>> Begin
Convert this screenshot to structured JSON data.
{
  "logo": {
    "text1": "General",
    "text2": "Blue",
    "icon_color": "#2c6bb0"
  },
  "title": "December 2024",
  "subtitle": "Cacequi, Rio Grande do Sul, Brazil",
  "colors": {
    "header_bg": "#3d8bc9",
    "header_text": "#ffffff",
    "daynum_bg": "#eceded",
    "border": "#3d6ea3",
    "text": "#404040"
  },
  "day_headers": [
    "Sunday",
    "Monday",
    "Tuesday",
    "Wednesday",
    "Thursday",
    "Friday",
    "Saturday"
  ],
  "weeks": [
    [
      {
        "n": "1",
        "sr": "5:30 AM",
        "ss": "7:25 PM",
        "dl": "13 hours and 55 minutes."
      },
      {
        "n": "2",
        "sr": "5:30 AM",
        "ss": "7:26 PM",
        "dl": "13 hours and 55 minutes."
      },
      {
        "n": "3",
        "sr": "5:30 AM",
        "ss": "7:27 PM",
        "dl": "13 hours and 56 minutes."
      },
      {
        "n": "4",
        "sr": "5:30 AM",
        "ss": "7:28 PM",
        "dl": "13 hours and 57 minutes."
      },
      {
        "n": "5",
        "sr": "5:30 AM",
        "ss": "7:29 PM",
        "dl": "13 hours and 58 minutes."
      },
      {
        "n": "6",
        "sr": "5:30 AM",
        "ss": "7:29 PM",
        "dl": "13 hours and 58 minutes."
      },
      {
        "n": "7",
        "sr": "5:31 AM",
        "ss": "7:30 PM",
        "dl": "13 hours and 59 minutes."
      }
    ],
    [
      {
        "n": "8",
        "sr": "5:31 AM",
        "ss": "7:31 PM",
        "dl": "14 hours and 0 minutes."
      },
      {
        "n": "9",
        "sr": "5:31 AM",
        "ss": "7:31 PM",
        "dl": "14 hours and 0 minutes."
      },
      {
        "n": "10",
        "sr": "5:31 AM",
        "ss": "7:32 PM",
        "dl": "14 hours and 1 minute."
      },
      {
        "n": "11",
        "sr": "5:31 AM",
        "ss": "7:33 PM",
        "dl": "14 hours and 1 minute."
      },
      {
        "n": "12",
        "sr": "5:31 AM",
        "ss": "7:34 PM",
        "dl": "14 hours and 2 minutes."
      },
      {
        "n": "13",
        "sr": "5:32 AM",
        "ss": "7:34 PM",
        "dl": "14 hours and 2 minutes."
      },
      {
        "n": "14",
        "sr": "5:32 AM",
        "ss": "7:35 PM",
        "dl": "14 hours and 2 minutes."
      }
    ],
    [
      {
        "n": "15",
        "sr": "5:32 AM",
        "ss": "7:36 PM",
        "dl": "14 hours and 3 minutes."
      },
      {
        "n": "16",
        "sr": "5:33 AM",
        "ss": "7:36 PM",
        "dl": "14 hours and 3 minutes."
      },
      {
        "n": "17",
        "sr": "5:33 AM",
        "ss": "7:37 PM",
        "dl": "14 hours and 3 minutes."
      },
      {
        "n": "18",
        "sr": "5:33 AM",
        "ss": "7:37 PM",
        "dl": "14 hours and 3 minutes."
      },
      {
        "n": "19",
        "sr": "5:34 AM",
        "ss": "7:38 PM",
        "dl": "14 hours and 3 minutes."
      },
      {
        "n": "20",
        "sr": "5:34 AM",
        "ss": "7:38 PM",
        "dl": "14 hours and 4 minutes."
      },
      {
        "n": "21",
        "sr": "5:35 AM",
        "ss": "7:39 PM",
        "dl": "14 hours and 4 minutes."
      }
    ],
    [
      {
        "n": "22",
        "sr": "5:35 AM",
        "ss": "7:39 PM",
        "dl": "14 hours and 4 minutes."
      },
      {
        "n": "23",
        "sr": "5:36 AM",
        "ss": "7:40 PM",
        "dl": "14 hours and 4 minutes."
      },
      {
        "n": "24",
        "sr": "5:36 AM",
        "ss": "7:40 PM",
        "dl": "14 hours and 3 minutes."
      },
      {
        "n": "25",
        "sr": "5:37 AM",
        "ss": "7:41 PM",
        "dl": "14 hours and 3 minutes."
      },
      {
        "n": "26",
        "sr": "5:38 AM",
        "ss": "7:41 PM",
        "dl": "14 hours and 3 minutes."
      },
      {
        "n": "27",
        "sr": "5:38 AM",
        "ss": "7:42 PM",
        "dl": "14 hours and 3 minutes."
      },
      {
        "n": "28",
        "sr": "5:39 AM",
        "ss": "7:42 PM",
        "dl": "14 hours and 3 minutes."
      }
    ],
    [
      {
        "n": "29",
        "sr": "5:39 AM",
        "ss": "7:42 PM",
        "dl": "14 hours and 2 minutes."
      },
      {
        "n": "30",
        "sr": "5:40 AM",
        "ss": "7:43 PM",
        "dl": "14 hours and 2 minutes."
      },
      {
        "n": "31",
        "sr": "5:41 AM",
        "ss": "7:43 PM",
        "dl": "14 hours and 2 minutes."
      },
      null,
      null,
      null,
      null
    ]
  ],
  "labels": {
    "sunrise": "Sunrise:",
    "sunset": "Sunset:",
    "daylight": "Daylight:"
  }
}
>> End
# [THE PROBLEM]
Set out the complete listing exactly as shown.

# [WORKED ANSWER]
Convert this screenshot to structured JSON data.
{
  "logo": {
    "text1": "General",
    "text2": "Blue",
    "icon_color": "#2c6bb0"
  },
  "title": "December 2024",
  "subtitle": "Cacequi, Rio Grande do Sul, Brazil",
  "colors": {
    "header_bg": "#3d8bc9",
    "header_text": "#ffffff",
    "daynum_bg": "#eceded",
    "border": "#3d6ea3",
    "text": "#404040"
  },
  "day_headers": [
    "Sunday",
    "Monday",
    "Tuesday",
    "Wednesday",
    "Thursday",
    "Friday",
    "Saturday"
  ],
  "weeks": [
    [
      {
        "n": "1",
        "sr": "5:30 AM",
        "ss": "7:25 PM",
        "dl": "13 hours and 55 minutes."
      },
      {
        "n": "2",
        "sr": "5:30 AM",
        "ss": "7:26 PM",
        "dl": "13 hours and 55 minutes."
      },
      {
        "n": "3",
        "sr": "5:30 AM",
        "ss": "7:27 PM",
        "dl": "13 hours and 56 minutes."
      },
      {
        "n": "4",
        "sr": "5:30 AM",
        "ss": "7:28 PM",
        "dl": "13 hours and 57 minutes."
      },
      {
        "n": "5",
        "sr": "5:30 AM",
        "ss": "7:29 PM",
        "dl": "13 hours and 58 minutes."
      },
      {
        "n": "6",
        "sr": "5:30 AM",
        "ss": "7:29 PM",
        "dl": "13 hours and 58 minutes."
      },
      {
        "n": "7",
        "sr": "5:31 AM",
        "ss": "7:30 PM",
        "dl": "13 hours and 59 minutes."
      }
    ],
    [
      {
        "n": "8",
        "sr": "5:31 AM",
        "ss": "7:31 PM",
        "dl": "14 hours and 0 minutes."
      },
      {
        "n": "9",
        "sr": "5:31 AM",
        "ss": "7:31 PM",
        "dl": "14 hours and 0 minutes."
      },
      {
        "n": "10",
        "sr": "5:31 AM",
        "ss": "7:32 PM",
        "dl": "14 hours and 1 minute."
      },
      {
        "n": "11",
        "sr": "5:31 AM",
        "ss": "7:33 PM",
        "dl": "14 hours and 1 minute."
      },
      {
        "n": "12",
        "sr": "5:31 AM",
        "ss": "7:34 PM",
        "dl": "14 hours and 2 minutes."
      },
      {
        "n": "13",
        "sr": "5:32 AM",
        "ss": "7:34 PM",
        "dl": "14 hours and 2 minutes."
      },
      {
        "n": "14",
        "sr": "5:32 AM",
        "ss": "7:35 PM",
        "dl": "14 hours and 2 minutes."
      }
    ],
    [
      {
        "n": "15",
        "sr": "5:32 AM",
        "ss": "7:36 PM",
        "dl": "14 hours and 3 minutes."
      },
      {
        "n": "16",
        "sr": "5:33 AM",
        "ss": "7:36 PM",
        "dl": "14 hours and 3 minutes."
      },
      {
        "n": "17",
        "sr": "5:33 AM",
        "ss": "7:37 PM",
        "dl": "14 hours and 3 minutes."
      },
      {
        "n": "18",
        "sr": "5:33 AM",
        "ss": "7:37 PM",
        "dl": "14 hours and 3 minutes."
      },
      {
        "n": "19",
        "sr": "5:34 AM",
        "ss": "7:38 PM",
        "dl": "14 hours and 3 minutes."
      },
      {
        "n": "20",
        "sr": "5:34 AM",
        "ss": "7:38 PM",
        "dl": "14 hours and 4 minutes."
      },
      {
        "n": "21",
        "sr": "5:35 AM",
        "ss": "7:39 PM",
        "dl": "14 hours and 4 minutes."
      }
    ],
    [
      {
        "n": "22",
        "sr": "5:35 AM",
        "ss": "7:39 PM",
        "dl": "14 hours and 4 minutes."
      },
      {
        "n": "23",
        "sr": "5:36 AM",
        "ss": "7:40 PM",
        "dl": "14 hours and 4 minutes."
      },
      {
        "n": "24",
        "sr": "5:36 AM",
        "ss": "7:40 PM",
        "dl": "14 hours and 3 minutes."
      },
      {
        "n": "25",
        "sr": "5:37 AM",
        "ss": "7:41 PM",
        "dl": "14 hours and 3 minutes."
      },
      {
        "n": "26",
        "sr": "5:38 AM",
        "ss": "7:41 PM",
        "dl": "14 hours and 3 minutes."
      },
      {
        "n": "27",
        "sr": "5:38 AM",
        "ss": "7:42 PM",
        "dl": "14 hours and 3 minutes."
      },
      {
        "n": "28",
        "sr": "5:39 AM",
        "ss": "7:42 PM",
        "dl": "14 hours and 3 minutes."
      }
    ],
    [
      {
        "n": "29",
        "sr": "5:39 AM",
        "ss": "7:42 PM",
        "dl": "14 hours and 2 minutes."
      },
      {
        "n": "30",
        "sr": "5:40 AM",
        "ss": "7:43 PM",
        "dl": "14 hours and 2 minutes."
      },
      {
        "n": "31",
        "sr": "5:41 AM",
        "ss": "7:43 PM",
        "dl": "14 hours and 2 minutes."
      },
      null,
      null,
      null,
      null
    ]
  ],
  "labels": {
    "sunrise": "Sunrise:",
    "sunset": "Sunset:",
    "daylight": "Daylight:"
  }
}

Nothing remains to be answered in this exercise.